***** Stored rows

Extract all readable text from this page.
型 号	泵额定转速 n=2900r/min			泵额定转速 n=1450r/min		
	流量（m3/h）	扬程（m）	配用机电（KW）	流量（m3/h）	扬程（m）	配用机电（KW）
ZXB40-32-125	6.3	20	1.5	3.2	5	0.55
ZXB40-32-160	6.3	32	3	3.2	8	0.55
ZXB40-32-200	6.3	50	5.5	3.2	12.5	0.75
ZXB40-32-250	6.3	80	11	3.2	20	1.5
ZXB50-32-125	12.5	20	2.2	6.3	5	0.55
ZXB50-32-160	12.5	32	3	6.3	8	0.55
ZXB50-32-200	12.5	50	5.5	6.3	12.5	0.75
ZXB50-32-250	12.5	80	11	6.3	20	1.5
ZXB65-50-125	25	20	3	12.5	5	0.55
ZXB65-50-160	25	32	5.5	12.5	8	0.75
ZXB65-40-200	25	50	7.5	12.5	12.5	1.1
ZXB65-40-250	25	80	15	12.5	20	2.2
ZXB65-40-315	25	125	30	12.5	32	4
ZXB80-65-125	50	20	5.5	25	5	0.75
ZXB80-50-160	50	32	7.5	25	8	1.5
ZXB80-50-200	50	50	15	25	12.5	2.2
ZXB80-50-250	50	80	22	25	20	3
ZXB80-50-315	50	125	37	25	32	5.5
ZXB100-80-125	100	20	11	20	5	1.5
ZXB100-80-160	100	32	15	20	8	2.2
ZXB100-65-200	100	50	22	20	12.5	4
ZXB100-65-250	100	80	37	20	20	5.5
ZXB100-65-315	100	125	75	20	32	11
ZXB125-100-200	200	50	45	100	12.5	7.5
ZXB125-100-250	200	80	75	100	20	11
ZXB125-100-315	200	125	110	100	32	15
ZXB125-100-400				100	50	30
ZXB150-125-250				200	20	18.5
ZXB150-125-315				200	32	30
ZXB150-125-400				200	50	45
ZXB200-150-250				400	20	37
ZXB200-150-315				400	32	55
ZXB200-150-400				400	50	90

**********
***** Stored rows

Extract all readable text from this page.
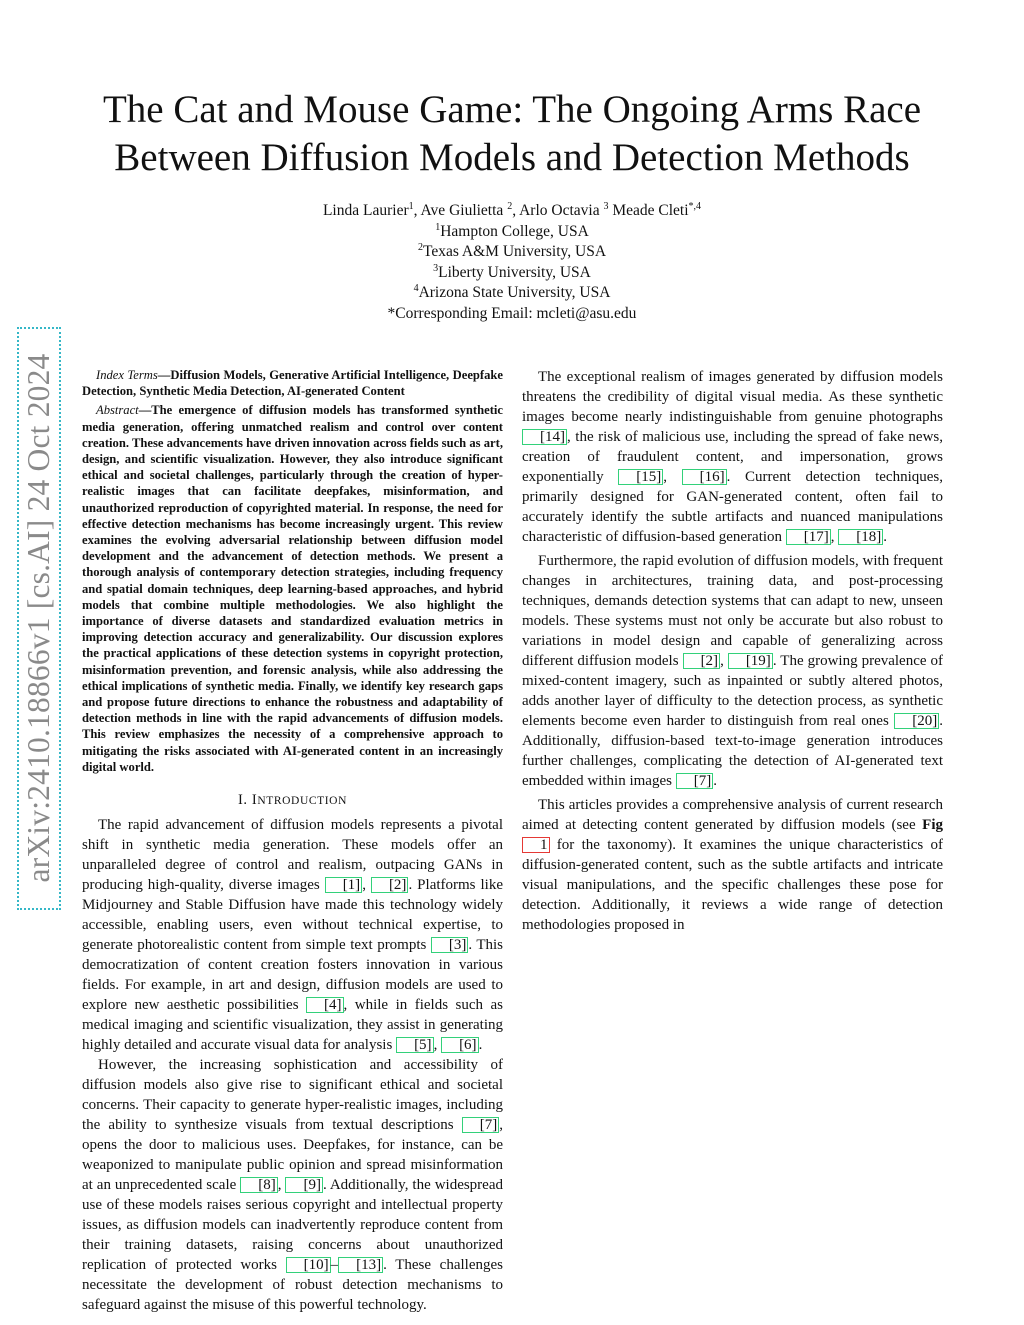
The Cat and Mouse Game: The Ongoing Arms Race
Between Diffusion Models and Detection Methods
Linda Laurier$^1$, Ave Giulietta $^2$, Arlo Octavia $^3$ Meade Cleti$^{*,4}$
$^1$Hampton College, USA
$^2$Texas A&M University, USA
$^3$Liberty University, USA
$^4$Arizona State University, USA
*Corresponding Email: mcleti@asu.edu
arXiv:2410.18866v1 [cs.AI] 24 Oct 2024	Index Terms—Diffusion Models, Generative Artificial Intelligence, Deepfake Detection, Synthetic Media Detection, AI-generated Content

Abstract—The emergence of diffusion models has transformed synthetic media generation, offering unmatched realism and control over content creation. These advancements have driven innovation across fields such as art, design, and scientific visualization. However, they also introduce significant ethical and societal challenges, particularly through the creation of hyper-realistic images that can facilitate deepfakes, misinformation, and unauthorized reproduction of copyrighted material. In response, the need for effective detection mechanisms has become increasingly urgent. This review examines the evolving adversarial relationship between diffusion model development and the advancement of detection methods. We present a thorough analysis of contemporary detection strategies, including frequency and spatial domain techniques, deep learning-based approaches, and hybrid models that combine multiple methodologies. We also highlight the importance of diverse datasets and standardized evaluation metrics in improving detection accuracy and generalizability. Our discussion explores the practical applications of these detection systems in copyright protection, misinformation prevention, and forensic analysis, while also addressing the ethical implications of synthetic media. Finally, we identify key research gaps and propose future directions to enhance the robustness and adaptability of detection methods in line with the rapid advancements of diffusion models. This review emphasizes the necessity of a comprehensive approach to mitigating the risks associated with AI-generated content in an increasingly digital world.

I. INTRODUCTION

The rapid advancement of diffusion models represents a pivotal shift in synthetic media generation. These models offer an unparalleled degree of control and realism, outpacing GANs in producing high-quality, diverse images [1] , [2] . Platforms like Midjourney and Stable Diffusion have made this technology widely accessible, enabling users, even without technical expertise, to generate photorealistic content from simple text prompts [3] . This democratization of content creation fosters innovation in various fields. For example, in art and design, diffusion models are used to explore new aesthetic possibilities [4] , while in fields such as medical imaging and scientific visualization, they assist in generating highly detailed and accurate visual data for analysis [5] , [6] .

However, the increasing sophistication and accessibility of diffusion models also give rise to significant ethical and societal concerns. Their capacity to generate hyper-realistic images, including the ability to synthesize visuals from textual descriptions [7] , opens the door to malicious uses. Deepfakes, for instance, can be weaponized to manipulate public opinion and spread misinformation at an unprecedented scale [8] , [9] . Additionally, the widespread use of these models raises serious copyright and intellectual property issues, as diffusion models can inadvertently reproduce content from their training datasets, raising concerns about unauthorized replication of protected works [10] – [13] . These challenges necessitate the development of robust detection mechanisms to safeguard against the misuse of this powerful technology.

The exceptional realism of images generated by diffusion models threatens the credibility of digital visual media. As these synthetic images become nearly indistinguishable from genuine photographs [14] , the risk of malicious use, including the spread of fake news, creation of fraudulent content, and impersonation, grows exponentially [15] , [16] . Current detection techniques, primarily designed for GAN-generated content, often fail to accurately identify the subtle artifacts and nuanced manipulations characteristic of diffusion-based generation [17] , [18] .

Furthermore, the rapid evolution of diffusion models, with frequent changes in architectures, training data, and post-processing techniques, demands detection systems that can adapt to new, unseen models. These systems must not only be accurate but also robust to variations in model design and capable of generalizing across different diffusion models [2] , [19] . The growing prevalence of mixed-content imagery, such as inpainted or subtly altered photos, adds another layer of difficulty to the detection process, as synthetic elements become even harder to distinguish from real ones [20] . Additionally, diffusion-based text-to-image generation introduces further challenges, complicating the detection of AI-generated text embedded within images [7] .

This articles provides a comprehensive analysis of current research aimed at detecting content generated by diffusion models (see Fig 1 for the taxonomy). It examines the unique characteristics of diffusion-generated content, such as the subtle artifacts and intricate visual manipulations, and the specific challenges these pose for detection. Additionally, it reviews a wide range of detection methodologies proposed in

**********

What is required -
Find every line in the records above that holds the word "University", and copy each one.

Correct answer -
$^2$Texas A&M University, USA
$^3$Liberty University, USA
$^4$Arizona State University, USA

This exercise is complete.